Items from a data source
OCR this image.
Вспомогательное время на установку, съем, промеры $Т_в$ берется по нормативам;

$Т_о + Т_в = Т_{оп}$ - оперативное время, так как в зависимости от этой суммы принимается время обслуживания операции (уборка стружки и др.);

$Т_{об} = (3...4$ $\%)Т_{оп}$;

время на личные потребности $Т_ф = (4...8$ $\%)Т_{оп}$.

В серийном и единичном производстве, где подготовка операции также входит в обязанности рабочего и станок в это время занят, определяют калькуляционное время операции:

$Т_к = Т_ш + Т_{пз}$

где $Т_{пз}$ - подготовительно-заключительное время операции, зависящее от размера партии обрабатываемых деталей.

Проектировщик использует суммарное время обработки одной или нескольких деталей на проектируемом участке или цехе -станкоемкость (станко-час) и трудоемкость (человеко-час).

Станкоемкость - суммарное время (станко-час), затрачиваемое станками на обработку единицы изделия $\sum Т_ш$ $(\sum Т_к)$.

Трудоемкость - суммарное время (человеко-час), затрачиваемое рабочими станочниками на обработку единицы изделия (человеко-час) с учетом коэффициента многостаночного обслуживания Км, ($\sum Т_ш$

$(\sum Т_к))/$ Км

...

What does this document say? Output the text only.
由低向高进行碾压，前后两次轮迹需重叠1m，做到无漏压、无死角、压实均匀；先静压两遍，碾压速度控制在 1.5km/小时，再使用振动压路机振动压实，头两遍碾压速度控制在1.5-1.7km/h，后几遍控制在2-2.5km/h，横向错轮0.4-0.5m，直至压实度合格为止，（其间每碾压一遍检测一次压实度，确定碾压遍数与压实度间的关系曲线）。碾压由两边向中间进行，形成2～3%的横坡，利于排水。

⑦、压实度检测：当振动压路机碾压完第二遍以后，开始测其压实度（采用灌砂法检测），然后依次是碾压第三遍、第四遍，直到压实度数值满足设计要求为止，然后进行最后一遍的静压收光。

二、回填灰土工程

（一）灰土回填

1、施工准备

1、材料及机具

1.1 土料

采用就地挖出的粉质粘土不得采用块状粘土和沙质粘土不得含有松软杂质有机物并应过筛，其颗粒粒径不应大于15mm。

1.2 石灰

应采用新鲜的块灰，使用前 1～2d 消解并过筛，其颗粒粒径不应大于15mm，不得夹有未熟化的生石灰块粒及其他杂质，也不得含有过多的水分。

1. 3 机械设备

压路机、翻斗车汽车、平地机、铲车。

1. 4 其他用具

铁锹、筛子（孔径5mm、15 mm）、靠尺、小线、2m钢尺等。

--

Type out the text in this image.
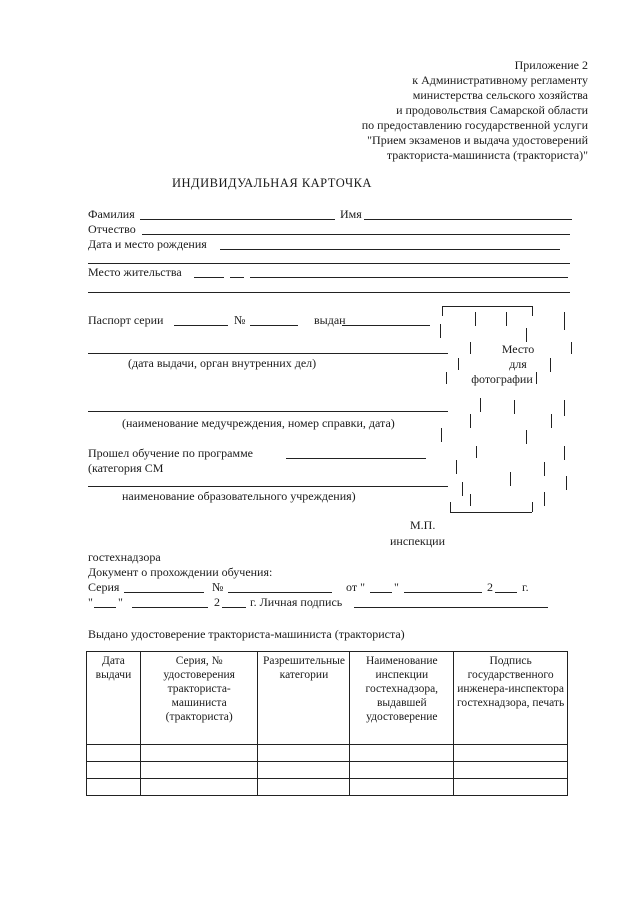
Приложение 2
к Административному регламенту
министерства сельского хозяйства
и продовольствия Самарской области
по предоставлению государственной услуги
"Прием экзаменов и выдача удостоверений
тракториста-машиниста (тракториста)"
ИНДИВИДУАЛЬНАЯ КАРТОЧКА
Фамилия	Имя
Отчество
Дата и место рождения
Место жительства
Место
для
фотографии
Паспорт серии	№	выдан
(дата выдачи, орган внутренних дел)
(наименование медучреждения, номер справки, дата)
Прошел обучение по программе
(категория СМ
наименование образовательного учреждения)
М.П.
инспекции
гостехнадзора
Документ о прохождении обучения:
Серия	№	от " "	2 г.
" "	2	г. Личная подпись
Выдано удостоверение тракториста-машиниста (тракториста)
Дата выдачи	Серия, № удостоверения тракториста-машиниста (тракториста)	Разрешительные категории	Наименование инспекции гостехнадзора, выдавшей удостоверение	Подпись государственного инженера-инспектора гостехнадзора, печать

- **REQUIREMENT**
Search the records for the word "деталей", then list every line that has it.

- **FINAL ANSWER**
где $Т_{пз}$ - подготовительно-заключительное время операции, зависящее от размера партии обрабатываемых деталей.
Проектировщик использует суммарное время обработки одной или нескольких деталей на проектируемом участке или цехе -станкоемкость (станко-час) и трудоемкость (человеко-час).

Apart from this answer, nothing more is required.